■ Records for this exercise:
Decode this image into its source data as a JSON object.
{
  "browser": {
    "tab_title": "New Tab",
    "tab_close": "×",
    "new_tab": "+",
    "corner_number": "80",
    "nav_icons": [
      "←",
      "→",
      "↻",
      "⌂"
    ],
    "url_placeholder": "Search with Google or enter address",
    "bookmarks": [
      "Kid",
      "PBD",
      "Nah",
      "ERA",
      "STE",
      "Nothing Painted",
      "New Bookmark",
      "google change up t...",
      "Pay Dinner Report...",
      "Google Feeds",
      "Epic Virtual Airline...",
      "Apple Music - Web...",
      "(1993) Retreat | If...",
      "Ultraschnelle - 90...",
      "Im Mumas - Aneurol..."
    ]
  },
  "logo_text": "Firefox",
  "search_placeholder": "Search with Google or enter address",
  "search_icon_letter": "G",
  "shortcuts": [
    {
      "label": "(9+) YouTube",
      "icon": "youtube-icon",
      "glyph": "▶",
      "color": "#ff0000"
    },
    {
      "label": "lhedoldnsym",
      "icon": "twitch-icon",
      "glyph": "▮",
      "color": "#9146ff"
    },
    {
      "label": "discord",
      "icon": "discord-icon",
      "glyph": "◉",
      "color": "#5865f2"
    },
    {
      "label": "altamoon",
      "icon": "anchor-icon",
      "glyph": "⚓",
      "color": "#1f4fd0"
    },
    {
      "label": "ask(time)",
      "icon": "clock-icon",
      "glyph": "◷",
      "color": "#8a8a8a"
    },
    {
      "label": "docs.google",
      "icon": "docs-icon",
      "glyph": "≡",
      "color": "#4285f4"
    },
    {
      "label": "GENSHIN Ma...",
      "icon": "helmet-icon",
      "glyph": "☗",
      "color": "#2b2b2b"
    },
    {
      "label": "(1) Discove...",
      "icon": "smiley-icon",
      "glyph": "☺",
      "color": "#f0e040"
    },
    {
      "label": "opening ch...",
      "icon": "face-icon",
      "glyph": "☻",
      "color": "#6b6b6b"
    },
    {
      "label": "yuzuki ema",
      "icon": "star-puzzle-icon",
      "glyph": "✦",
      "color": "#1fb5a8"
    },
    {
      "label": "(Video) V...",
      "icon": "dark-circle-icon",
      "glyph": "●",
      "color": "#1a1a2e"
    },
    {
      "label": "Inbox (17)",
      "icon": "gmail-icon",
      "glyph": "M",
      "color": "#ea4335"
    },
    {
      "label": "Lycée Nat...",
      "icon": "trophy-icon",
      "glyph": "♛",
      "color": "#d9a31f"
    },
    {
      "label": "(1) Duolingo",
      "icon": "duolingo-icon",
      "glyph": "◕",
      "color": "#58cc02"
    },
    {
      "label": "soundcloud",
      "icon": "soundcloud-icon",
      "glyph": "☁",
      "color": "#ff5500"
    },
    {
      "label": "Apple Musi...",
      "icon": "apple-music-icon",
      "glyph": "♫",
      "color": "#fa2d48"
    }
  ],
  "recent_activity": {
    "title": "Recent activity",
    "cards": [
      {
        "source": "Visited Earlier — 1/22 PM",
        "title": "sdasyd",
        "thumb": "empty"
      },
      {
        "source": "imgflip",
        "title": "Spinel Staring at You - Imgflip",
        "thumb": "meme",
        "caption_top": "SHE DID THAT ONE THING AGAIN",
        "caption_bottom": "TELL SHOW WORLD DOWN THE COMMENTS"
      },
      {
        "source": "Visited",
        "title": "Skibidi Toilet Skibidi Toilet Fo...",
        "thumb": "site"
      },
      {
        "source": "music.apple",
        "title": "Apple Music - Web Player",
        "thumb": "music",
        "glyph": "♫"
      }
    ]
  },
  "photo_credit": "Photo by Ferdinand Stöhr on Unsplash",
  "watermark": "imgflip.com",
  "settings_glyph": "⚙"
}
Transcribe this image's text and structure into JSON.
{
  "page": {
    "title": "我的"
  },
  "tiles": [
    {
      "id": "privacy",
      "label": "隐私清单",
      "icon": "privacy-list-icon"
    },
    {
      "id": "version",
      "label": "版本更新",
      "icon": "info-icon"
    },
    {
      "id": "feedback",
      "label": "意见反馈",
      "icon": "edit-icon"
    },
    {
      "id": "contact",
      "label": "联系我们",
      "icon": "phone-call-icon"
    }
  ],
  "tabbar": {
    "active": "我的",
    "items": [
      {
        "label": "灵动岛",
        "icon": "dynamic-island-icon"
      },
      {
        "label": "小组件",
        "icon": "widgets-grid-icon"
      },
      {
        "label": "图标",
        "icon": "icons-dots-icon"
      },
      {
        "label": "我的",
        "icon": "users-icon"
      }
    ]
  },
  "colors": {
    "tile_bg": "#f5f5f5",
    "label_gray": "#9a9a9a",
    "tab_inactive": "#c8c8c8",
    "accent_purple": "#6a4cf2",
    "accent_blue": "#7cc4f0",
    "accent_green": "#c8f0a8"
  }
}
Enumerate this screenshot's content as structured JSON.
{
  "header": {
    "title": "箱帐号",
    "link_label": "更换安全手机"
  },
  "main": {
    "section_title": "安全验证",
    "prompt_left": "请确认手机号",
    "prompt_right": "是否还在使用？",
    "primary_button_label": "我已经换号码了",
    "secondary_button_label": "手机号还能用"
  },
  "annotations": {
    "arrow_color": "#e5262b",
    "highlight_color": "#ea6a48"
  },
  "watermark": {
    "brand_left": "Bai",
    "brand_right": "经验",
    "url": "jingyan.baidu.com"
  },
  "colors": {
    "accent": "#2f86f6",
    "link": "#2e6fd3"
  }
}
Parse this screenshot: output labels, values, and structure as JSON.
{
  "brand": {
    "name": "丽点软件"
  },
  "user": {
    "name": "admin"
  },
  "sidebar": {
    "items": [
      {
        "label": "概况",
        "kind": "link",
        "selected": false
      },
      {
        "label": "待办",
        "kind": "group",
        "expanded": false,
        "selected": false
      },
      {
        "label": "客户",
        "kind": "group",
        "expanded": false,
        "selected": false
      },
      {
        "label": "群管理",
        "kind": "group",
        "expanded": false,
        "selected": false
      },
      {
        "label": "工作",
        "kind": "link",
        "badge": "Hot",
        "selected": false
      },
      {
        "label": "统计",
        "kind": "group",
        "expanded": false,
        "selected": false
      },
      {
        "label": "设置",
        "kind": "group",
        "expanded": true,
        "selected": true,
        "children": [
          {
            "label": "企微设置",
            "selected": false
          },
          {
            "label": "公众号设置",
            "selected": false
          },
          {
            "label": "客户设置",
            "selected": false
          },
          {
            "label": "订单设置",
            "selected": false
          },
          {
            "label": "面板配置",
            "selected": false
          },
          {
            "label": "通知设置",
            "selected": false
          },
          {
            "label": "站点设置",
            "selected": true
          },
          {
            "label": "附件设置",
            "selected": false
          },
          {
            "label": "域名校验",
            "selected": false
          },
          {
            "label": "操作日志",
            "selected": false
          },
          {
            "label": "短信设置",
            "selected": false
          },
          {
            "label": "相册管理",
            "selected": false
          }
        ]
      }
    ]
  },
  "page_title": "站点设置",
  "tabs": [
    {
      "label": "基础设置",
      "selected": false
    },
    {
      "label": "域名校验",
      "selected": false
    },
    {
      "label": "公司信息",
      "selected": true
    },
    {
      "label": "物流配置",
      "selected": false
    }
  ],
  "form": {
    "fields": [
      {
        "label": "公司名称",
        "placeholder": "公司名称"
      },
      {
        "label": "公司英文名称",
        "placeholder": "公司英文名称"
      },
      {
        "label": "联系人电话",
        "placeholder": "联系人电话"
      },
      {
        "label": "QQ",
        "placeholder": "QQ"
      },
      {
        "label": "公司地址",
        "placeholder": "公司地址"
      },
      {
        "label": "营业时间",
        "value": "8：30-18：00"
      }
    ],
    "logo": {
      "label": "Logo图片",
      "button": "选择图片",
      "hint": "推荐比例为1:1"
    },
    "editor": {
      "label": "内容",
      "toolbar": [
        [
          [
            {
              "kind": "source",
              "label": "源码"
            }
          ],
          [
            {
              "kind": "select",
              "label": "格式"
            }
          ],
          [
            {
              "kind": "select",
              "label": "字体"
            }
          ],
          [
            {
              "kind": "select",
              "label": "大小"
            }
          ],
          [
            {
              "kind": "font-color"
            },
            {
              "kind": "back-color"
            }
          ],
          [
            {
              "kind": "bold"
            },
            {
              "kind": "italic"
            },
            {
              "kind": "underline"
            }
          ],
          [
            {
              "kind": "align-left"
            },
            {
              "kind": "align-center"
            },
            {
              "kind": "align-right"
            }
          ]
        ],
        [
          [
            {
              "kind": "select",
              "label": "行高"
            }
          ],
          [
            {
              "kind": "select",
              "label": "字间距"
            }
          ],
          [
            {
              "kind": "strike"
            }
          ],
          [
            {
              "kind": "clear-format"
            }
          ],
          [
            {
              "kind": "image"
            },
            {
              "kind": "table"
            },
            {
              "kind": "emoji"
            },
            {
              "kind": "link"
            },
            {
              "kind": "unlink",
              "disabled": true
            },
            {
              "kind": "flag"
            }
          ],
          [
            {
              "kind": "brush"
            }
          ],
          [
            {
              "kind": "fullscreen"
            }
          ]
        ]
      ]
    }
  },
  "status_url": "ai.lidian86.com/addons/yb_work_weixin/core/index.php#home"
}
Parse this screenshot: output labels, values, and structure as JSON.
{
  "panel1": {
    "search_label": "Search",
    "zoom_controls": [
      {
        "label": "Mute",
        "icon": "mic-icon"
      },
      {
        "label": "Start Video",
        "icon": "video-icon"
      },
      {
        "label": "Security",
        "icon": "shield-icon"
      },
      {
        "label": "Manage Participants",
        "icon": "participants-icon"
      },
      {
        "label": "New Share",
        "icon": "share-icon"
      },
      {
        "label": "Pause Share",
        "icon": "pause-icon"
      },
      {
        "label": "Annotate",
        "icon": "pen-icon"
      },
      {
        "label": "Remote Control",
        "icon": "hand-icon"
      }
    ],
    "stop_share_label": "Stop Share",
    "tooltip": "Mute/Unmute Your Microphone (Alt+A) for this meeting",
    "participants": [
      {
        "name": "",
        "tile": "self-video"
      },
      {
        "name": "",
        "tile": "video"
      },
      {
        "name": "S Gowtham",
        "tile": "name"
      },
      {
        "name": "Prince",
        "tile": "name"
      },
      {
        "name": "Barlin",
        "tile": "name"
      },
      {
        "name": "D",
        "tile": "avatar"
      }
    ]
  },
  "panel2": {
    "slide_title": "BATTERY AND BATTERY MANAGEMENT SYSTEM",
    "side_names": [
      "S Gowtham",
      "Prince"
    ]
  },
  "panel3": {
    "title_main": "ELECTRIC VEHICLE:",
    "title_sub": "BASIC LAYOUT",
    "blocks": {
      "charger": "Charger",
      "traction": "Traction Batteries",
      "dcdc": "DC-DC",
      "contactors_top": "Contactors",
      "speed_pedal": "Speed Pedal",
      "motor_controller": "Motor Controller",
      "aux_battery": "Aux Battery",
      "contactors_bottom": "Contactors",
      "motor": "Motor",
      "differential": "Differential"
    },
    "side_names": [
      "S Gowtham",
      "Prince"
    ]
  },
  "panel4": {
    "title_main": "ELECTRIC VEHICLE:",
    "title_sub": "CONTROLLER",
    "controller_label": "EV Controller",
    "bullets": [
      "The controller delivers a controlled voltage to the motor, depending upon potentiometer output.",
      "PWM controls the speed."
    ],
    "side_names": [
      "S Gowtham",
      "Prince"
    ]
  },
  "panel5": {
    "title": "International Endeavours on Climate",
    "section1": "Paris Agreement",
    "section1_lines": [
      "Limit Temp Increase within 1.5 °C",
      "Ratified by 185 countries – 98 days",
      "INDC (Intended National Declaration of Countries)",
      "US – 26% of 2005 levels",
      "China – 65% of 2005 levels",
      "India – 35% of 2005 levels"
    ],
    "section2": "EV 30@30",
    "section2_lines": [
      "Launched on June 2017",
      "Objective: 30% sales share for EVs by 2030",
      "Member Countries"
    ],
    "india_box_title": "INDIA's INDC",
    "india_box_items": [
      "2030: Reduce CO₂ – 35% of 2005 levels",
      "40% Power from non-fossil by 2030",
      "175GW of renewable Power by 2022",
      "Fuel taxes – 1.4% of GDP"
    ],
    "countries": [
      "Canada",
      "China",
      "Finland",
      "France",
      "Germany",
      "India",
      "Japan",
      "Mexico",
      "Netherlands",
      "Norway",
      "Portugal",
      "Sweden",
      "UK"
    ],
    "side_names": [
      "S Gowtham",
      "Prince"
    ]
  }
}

■ Exercise aim: Pull out each line of the listing that holds the string "image".

■ Written response:
Decode this image into its source data as a JSON object.
Transcribe this image's text and structure into JSON.
              "kind": "image"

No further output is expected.